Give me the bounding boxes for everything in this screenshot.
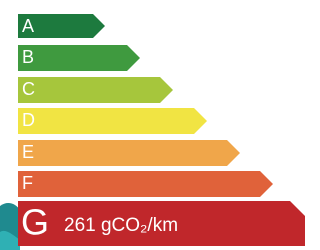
class-letter: A bbox=[22, 16, 34, 36]
class-letter: D bbox=[22, 110, 35, 130]
class-letter: E bbox=[22, 142, 34, 162]
class-arrow bbox=[18, 45, 140, 71]
class-letter: F bbox=[22, 173, 33, 193]
class-arrow bbox=[18, 171, 273, 197]
page: A B C D E F G 261 gCO₂/km (() => { const… bbox=[0, 0, 305, 250]
class-arrow bbox=[18, 108, 207, 134]
energy-label: A B C D E F G 261 gCO₂/km bbox=[0, 0, 305, 250]
class-letter: B bbox=[22, 47, 34, 67]
emission-value: 261 gCO₂/km bbox=[64, 215, 178, 236]
class-arrow bbox=[18, 140, 240, 166]
class-letter-active: G bbox=[21, 202, 49, 243]
class-letter: C bbox=[22, 79, 35, 99]
class-arrow bbox=[18, 77, 173, 103]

Instructions for the task ▸
Reproduce the material above verbatim, line for line, and leave the picture out of your output.

Task solution ▸
Give me the bounding boxes for everything in this screenshot.
class-letter: A bbox=[22, 16, 34, 36]
class-letter: D bbox=[22, 110, 35, 130]
class-letter: E bbox=[22, 142, 34, 162]
class-arrow bbox=[18, 45, 140, 71]
class-letter: F bbox=[22, 173, 33, 193]
class-arrow bbox=[18, 171, 273, 197]
page: A B C D E F G 261 gCO₂/km (() => { const… bbox=[0, 0, 305, 250]
class-arrow bbox=[18, 108, 207, 134]
energy-label: A B C D E F G 261 gCO₂/km bbox=[0, 0, 305, 250]
class-letter: B bbox=[22, 47, 34, 67]
emission-value: 261 gCO₂/km bbox=[64, 215, 178, 236]
class-arrow bbox=[18, 140, 240, 166]
class-letter-active: G bbox=[21, 202, 49, 243]
class-letter: C bbox=[22, 79, 35, 99]
class-arrow bbox=[18, 77, 173, 103]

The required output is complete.